━━━━━ Given information

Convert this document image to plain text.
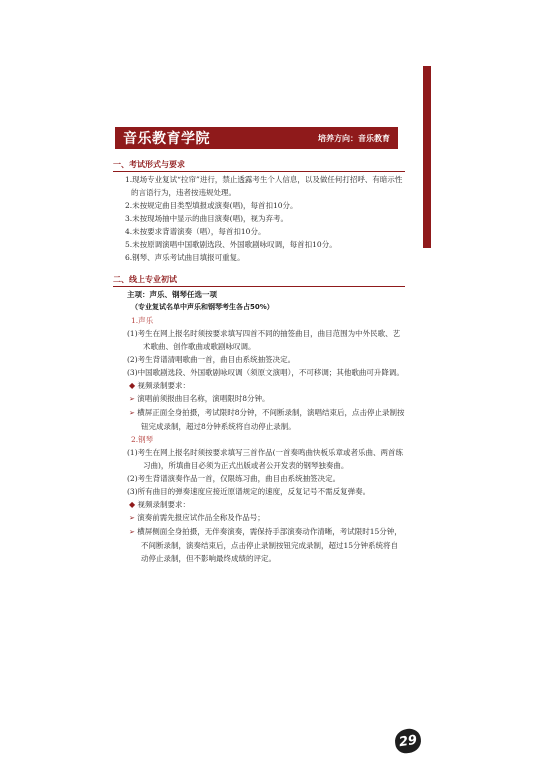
音乐教育学院	培养方向：音乐教育

一、考试形式与要求

1.现场专业复试“拉帘”进行，禁止透露考生个人信息，以及做任何打招呼、有暗示性的言语行为，违者按违规处理。

2.未按规定曲目类型填报或演奏(唱)，每首扣10分。

3.未按现场抽中显示的曲目演奏(唱)，视为弃考。

4.未按要求背谱演奏（唱），每首扣10分。

5.未按原调演唱中国歌剧选段、外国歌剧咏叹调，每首扣10分。

6.钢琴、声乐考试曲目填报可重复。

二、线上专业初试

主项：声乐、钢琴任选一项

（专业复试名单中声乐和钢琴考生各占50%）

1.声乐

(1)考生在网上报名时须按要求填写四首不同的抽签曲目，曲目范围为中外民歌、艺术歌曲、创作歌曲或歌剧咏叹调。

(2)考生背谱清唱歌曲一首，曲目由系统抽签决定。

(3)中国歌剧选段、外国歌剧咏叹调（须原文演唱），不可移调；其他歌曲可升降调。

◆ 视频录制要求：

➢ 演唱前须报曲目名称，演唱限时8分钟。

➢ 横屏正面全身拍摄，考试限时8分钟，不间断录制，演唱结束后，点击停止录制按钮完成录制，超过8分钟系统将自动停止录制。

2.钢琴

(1)考生在网上报名时须按要求填写三首作品(一首奏鸣曲快板乐章或者乐曲、两首练习曲)，所填曲目必须为正式出版或者公开发表的钢琴独奏曲。

(2)考生背谱演奏作品一首，仅限练习曲，曲目由系统抽签决定。

(3)所有曲目的弹奏速度应接近原谱规定的速度，反复记号不需反复弹奏。

◆ 视频录制要求：

➢ 演奏前需先报应试作品全称及作品号；

➢ 横屏侧面全身拍摄，无伴奏演奏，需保持手部演奏动作清晰，考试限时15分钟，不间断录制，演奏结束后，点击停止录制按钮完成录制，超过15分钟系统将自动停止录制，但不影响最终成绩的评定。

29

━━━━━━━━━━

What to do:
Exclude the pictures. Write out the remaining data exactly.

Reply:
Convert this document image to plain text.
音乐教育学院	培养方向：音乐教育

一、考试形式与要求

1.现场专业复试“拉帘”进行，禁止透露考生个人信息，以及做任何打招呼、有暗示性的言语行为，违者按违规处理。

2.未按规定曲目类型填报或演奏(唱)，每首扣10分。

3.未按现场抽中显示的曲目演奏(唱)，视为弃考。

4.未按要求背谱演奏（唱），每首扣10分。

5.未按原调演唱中国歌剧选段、外国歌剧咏叹调，每首扣10分。

6.钢琴、声乐考试曲目填报可重复。

二、线上专业初试

主项：声乐、钢琴任选一项

（专业复试名单中声乐和钢琴考生各占50%）

1.声乐

(1)考生在网上报名时须按要求填写四首不同的抽签曲目，曲目范围为中外民歌、艺术歌曲、创作歌曲或歌剧咏叹调。

(2)考生背谱清唱歌曲一首，曲目由系统抽签决定。

(3)中国歌剧选段、外国歌剧咏叹调（须原文演唱），不可移调；其他歌曲可升降调。

◆ 视频录制要求：

➢ 演唱前须报曲目名称，演唱限时8分钟。

➢ 横屏正面全身拍摄，考试限时8分钟，不间断录制，演唱结束后，点击停止录制按钮完成录制，超过8分钟系统将自动停止录制。

2.钢琴

(1)考生在网上报名时须按要求填写三首作品(一首奏鸣曲快板乐章或者乐曲、两首练习曲)，所填曲目必须为正式出版或者公开发表的钢琴独奏曲。

(2)考生背谱演奏作品一首，仅限练习曲，曲目由系统抽签决定。

(3)所有曲目的弹奏速度应接近原谱规定的速度，反复记号不需反复弹奏。

◆ 视频录制要求：

➢ 演奏前需先报应试作品全称及作品号；

➢ 横屏侧面全身拍摄，无伴奏演奏，需保持手部演奏动作清晰，考试限时15分钟，不间断录制，演奏结束后，点击停止录制按钮完成录制，超过15分钟系统将自动停止录制，但不影响最终成绩的评定。

29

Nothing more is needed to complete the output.